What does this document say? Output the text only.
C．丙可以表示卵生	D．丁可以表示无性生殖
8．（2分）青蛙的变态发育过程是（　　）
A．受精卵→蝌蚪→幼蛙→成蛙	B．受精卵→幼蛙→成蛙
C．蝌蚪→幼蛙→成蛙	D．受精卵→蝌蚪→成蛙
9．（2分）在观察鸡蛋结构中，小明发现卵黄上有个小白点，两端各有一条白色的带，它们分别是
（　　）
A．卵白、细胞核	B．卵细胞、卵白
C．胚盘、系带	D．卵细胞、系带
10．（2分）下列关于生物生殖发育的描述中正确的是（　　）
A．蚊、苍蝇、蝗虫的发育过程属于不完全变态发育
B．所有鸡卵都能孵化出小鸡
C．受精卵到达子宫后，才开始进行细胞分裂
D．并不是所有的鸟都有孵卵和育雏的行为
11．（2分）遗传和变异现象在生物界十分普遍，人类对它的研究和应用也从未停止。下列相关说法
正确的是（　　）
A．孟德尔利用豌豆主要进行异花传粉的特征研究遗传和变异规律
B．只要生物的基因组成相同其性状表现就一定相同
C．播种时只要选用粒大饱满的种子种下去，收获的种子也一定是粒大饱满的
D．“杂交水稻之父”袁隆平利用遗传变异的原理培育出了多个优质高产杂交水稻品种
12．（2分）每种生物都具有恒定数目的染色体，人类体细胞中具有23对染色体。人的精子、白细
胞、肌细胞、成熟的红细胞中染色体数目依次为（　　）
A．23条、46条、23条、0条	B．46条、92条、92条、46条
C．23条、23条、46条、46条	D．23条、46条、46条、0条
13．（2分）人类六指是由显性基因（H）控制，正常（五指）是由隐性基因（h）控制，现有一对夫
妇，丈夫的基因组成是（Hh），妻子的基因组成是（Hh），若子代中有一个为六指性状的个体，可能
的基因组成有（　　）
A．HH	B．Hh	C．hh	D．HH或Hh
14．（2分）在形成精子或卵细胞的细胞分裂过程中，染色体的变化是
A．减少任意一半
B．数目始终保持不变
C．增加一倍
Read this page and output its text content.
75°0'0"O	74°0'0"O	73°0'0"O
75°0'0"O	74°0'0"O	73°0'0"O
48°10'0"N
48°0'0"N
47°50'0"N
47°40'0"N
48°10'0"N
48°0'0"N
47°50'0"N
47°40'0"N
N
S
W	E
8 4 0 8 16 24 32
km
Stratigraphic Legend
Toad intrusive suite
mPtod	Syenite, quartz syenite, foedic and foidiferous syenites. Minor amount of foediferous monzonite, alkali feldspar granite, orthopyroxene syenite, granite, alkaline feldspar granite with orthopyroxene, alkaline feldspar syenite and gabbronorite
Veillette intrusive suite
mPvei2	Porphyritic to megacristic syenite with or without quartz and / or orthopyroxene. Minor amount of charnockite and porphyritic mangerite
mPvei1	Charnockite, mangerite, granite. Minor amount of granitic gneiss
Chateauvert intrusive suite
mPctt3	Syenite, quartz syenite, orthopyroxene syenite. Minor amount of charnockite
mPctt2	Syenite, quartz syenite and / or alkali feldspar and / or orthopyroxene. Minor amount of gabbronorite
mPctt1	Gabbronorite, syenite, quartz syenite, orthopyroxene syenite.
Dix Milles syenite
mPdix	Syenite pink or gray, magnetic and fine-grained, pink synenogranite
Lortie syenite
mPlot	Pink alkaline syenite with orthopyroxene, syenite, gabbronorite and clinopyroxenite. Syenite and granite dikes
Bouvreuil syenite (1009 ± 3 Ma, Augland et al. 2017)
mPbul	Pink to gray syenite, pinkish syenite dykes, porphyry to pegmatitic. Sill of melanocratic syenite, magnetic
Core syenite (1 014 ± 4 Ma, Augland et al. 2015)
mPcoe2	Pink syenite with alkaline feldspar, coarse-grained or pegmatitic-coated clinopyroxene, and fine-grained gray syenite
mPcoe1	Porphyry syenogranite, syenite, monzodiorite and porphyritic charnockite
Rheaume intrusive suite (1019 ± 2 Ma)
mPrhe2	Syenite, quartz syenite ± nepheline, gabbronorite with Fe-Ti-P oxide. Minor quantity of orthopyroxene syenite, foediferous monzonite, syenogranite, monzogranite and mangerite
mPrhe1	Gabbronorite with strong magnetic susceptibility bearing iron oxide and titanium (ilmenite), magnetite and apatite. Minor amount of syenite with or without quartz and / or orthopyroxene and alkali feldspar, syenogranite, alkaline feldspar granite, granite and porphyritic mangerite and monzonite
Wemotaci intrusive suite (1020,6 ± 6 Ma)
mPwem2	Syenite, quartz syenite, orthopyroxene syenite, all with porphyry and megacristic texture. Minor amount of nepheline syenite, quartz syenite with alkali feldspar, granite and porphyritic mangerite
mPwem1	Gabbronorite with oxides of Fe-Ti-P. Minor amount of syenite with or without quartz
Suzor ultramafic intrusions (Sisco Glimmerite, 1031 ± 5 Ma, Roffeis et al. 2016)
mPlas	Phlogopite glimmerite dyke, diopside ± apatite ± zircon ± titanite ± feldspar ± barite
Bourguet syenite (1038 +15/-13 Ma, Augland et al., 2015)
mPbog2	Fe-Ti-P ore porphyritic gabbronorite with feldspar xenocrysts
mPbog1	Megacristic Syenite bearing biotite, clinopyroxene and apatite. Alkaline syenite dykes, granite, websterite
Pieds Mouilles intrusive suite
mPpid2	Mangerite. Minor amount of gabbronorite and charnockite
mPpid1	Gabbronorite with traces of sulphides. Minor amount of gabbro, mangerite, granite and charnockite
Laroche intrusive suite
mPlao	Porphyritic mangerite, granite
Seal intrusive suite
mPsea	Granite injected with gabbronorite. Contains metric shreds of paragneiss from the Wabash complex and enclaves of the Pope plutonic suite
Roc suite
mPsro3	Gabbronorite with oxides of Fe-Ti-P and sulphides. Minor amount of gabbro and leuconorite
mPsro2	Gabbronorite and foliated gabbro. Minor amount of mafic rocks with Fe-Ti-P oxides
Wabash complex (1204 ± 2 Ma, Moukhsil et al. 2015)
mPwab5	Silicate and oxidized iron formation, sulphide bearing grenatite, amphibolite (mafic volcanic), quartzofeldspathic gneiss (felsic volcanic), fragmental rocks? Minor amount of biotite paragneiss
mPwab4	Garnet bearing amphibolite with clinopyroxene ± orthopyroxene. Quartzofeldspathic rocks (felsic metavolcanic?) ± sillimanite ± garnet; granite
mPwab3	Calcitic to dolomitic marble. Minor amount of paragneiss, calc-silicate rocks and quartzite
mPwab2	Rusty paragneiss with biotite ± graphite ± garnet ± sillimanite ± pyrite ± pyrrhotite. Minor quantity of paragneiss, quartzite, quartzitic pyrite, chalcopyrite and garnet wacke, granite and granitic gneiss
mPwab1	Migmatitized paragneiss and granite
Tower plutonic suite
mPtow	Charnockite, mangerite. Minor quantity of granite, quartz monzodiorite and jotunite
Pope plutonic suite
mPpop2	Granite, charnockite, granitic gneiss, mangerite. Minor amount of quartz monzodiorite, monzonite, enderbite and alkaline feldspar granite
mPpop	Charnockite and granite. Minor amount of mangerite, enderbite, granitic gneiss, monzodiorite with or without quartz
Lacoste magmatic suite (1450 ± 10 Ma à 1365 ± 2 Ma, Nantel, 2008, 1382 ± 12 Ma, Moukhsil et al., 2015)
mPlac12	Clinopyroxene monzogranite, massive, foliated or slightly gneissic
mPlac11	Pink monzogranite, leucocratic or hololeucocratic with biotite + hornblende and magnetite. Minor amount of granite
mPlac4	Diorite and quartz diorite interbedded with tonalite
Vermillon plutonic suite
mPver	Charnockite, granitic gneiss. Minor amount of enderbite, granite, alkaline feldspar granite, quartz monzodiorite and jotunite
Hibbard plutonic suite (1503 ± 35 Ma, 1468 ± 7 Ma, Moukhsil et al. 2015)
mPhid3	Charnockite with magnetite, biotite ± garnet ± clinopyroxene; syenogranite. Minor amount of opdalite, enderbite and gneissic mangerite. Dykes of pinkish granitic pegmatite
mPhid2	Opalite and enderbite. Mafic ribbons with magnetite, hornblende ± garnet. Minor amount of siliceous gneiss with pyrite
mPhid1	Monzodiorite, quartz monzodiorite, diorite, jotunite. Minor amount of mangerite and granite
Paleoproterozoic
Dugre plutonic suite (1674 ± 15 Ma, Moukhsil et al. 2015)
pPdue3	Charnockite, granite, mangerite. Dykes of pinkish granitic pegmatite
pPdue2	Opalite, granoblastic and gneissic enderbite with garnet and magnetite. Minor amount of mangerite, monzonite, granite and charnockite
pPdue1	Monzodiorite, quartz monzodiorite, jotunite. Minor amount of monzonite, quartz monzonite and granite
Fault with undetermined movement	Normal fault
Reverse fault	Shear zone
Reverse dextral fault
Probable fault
□ □ □
# The exercise
From the records above, pick out and copy each line holding the word "sulphides".

# Result below
mPpid1	Gabbronorite with traces of sulphides. Minor amount of gabbro, mangerite, granite and charnockite
mPsro3	Gabbronorite with oxides of Fe-Ti-P and sulphides. Minor amount of gabbro and leuconorite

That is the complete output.